Scan the material for the word "effetto", and copy each line where it shows up.

---- Data for this exercise

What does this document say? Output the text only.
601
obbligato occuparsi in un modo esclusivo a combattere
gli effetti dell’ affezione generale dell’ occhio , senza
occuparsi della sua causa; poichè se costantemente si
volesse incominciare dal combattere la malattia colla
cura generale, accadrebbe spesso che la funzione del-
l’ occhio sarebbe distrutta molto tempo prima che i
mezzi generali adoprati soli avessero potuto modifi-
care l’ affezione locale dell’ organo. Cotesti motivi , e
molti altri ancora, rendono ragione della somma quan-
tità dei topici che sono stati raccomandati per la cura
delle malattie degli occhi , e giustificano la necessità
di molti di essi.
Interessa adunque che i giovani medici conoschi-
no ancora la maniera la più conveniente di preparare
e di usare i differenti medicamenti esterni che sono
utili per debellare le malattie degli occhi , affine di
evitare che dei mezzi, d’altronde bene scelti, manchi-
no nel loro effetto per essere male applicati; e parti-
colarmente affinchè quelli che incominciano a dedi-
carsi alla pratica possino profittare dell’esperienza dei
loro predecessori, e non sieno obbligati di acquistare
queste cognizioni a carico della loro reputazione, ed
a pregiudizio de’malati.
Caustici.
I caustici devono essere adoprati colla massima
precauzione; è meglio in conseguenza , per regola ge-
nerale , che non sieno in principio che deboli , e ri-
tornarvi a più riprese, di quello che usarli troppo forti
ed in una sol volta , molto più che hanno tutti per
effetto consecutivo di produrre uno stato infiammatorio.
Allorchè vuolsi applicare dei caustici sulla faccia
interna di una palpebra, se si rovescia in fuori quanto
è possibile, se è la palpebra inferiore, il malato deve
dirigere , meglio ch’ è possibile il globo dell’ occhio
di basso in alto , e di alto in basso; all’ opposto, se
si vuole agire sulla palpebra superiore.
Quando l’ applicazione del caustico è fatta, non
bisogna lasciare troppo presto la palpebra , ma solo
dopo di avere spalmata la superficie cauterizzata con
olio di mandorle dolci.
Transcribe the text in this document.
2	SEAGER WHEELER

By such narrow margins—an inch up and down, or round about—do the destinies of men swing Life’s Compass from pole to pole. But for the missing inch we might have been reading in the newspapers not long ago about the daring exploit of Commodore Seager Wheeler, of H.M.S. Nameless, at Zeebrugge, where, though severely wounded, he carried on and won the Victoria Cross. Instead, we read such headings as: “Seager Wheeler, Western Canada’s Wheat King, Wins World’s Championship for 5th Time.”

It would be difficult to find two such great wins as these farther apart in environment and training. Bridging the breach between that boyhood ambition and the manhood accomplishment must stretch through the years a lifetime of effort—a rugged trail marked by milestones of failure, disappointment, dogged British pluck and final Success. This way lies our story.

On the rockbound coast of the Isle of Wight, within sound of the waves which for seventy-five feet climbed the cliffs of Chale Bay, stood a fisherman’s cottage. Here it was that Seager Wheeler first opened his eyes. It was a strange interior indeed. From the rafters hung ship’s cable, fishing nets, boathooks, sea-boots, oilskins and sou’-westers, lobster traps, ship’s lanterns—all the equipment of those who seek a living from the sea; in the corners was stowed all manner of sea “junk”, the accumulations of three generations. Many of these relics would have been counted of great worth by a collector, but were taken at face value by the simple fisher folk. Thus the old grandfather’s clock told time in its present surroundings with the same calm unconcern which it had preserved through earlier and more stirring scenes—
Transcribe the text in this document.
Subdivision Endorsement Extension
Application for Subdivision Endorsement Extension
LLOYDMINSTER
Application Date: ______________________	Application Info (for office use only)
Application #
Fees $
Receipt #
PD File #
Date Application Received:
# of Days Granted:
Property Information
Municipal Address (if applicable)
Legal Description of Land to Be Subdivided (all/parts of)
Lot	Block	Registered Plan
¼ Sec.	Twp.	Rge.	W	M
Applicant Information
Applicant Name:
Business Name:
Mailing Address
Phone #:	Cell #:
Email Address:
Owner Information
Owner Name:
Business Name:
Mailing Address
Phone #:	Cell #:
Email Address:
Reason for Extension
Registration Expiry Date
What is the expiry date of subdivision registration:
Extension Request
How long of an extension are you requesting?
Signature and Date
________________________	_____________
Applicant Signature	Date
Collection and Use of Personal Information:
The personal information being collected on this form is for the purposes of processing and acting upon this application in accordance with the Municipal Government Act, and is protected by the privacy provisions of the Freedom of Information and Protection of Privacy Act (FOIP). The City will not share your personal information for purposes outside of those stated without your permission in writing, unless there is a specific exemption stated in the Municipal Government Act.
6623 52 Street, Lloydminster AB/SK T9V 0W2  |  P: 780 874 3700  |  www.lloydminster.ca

--------

Answer to this problem>
no nel loro effetto per essere male applicati; e parti-
effetto consecutivo di produrre uno stato infiammatorio.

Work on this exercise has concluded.